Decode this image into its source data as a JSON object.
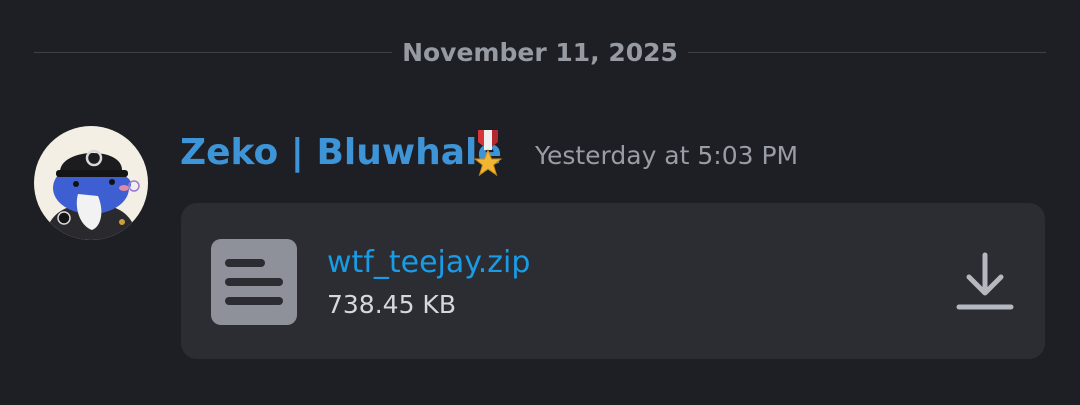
{
  "divider": {
    "date": "November 11, 2025"
  },
  "message": {
    "username": "Zeko | Bluwhale",
    "badge_icon": "medal-icon",
    "timestamp": "Yesterday at 5:03 PM",
    "avatar_icon": "avatar-whale-cap"
  },
  "attachment": {
    "file_name": "wtf_teejay.zip",
    "file_size": "738.45 KB",
    "file_icon": "file-text-icon",
    "download_icon": "download-icon"
  },
  "colors": {
    "background": "#1e1f24",
    "card": "#2b2d33",
    "username": "#3d94d6",
    "link": "#1a9be6",
    "muted": "#989ca5"
  }
}
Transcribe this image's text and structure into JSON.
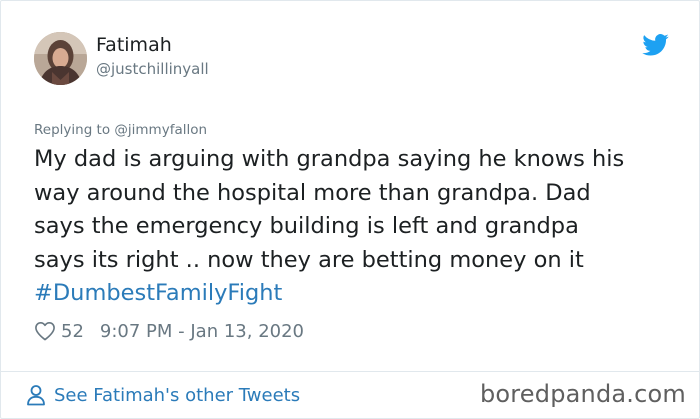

◇ ◇ ◇ ◇

The request:
Every line above should be returned exactly; the pictures stay out.

Task solution:
Decode this image into its source data as a JSON object.
{
  "divider": {
    "date": "November 11, 2025"
  },
  "message": {
    "username": "Zeko | Bluwhale",
    "badge_icon": "medal-icon",
    "timestamp": "Yesterday at 5:03 PM",
    "avatar_icon": "avatar-whale-cap"
  },
  "attachment": {
    "file_name": "wtf_teejay.zip",
    "file_size": "738.45 KB",
    "file_icon": "file-text-icon",
    "download_icon": "download-icon"
  },
  "colors": {
    "background": "#1e1f24",
    "card": "#2b2d33",
    "username": "#3d94d6",
    "link": "#1a9be6",
    "muted": "#989ca5"
  }
}
Transcribe this image's text and structure into JSON.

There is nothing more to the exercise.